Stated exercise: Go through the listing and return every line with "batch" in it.

── Exercise data ──

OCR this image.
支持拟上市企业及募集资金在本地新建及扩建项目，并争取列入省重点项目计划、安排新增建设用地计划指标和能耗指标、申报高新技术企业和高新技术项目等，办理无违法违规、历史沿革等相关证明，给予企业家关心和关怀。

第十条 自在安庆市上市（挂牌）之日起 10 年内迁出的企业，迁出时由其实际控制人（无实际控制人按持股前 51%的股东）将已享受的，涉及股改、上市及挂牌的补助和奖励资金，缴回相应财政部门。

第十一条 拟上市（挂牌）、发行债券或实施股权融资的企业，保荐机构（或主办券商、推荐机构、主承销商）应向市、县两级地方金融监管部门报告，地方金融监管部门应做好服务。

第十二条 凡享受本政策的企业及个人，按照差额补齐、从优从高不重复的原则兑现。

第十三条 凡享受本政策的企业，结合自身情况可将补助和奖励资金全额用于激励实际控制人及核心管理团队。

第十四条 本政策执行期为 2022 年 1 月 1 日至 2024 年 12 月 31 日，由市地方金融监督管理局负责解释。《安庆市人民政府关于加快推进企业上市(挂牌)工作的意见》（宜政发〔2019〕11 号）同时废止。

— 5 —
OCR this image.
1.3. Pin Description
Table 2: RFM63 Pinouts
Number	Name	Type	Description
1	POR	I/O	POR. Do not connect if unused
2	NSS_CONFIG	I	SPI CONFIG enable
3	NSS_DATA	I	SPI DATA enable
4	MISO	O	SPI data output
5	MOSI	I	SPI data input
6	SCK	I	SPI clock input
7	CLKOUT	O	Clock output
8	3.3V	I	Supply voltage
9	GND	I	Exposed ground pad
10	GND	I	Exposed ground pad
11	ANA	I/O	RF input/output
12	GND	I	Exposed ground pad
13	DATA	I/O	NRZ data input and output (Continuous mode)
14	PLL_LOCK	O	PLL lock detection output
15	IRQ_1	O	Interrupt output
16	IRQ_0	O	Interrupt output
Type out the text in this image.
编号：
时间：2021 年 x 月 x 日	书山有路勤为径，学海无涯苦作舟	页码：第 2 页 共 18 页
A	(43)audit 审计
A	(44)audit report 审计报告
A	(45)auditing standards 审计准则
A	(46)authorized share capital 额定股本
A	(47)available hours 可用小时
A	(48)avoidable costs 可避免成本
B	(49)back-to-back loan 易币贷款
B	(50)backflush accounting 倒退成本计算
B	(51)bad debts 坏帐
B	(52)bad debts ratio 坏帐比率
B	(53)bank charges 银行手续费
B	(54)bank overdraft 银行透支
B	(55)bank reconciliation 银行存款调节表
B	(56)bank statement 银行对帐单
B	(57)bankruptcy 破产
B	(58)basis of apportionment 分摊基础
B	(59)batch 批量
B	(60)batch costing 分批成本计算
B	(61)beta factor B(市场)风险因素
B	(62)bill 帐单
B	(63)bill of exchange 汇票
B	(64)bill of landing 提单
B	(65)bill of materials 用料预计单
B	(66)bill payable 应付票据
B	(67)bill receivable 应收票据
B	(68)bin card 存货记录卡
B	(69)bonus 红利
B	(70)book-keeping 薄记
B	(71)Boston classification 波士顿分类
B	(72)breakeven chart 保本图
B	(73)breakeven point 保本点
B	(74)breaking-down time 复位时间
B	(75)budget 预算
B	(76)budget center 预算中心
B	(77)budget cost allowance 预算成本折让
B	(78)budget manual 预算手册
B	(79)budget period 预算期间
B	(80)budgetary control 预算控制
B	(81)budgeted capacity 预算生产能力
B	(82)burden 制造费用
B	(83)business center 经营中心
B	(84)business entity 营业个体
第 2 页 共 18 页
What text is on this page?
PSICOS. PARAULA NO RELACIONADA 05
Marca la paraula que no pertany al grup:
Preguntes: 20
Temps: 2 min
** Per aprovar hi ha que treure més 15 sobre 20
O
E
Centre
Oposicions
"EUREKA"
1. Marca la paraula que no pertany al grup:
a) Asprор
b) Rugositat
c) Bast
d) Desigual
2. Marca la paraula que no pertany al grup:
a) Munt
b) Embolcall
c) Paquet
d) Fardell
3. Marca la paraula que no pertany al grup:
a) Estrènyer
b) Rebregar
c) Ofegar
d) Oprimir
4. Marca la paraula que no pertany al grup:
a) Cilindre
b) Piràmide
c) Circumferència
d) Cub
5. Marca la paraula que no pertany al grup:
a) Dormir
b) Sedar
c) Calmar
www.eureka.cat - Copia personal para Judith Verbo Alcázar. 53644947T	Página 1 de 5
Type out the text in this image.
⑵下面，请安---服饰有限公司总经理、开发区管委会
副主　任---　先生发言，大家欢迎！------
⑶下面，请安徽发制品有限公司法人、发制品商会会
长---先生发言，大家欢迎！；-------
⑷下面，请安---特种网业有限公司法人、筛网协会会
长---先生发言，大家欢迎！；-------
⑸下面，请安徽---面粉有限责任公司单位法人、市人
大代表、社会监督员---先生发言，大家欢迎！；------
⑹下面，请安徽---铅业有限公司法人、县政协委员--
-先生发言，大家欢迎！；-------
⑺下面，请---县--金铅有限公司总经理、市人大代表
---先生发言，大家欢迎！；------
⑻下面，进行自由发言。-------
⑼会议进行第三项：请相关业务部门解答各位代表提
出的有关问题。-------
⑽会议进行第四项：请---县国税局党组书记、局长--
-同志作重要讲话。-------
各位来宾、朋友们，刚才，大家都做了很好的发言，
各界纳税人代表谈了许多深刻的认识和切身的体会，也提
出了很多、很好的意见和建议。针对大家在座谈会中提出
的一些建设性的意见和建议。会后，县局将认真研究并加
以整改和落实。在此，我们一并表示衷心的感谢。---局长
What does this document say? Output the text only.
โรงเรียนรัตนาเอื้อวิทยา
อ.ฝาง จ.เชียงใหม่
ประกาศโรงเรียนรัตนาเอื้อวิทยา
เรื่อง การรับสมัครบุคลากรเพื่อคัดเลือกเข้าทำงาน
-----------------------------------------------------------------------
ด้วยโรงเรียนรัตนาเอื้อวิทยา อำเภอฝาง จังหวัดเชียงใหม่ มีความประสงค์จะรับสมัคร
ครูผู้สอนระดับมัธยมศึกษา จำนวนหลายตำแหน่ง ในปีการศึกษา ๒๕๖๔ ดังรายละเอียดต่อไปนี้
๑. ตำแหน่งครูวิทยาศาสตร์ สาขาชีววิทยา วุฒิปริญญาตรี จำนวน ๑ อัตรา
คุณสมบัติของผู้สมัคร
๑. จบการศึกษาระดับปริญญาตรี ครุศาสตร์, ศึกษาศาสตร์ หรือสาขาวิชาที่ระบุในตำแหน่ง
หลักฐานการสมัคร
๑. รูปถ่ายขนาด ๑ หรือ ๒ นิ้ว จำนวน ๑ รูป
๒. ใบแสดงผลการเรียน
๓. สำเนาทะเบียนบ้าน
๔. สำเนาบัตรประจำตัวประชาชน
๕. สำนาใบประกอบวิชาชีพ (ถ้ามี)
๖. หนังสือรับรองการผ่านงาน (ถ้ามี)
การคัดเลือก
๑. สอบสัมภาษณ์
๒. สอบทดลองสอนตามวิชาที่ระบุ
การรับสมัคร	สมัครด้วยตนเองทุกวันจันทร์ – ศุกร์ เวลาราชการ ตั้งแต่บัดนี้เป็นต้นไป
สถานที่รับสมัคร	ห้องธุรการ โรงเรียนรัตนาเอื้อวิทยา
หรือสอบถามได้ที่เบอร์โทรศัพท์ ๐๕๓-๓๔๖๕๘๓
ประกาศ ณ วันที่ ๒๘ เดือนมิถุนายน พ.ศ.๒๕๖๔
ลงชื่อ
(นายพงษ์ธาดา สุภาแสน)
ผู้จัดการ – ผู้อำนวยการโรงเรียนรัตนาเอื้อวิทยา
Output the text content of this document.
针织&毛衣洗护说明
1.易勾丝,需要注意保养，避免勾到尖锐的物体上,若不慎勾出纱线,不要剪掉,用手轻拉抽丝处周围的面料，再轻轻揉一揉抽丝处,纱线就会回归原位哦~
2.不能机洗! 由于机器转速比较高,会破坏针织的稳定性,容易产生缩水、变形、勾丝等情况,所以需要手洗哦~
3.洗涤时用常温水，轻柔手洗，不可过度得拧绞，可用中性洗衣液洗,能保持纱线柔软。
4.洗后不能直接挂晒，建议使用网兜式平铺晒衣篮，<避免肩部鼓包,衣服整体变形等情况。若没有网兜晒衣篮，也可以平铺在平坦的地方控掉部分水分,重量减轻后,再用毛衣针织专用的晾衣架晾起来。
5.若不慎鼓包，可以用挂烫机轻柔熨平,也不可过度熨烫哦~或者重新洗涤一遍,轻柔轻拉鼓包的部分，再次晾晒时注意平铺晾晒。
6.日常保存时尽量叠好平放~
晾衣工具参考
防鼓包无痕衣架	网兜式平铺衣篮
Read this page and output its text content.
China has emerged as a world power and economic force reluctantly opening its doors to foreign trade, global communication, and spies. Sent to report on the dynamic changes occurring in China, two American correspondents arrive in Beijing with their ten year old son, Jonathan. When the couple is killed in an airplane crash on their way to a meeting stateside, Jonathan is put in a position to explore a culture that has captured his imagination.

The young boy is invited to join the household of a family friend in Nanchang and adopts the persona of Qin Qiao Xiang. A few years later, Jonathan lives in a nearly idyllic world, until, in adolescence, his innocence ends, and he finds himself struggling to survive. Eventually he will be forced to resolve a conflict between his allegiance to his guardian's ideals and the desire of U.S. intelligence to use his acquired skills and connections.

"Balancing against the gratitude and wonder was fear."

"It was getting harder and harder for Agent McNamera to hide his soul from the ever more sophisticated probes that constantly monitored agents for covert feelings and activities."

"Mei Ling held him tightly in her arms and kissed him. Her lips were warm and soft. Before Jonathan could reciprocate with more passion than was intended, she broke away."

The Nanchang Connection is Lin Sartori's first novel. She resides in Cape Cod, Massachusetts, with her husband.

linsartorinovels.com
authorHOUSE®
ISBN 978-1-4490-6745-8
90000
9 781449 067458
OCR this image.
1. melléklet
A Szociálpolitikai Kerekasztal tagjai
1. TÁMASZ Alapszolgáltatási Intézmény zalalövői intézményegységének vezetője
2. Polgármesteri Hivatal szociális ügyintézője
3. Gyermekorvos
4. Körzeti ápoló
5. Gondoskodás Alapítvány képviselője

───

Completed exercise:
B	(59)batch 批量
B	(60)batch costing 分批成本计算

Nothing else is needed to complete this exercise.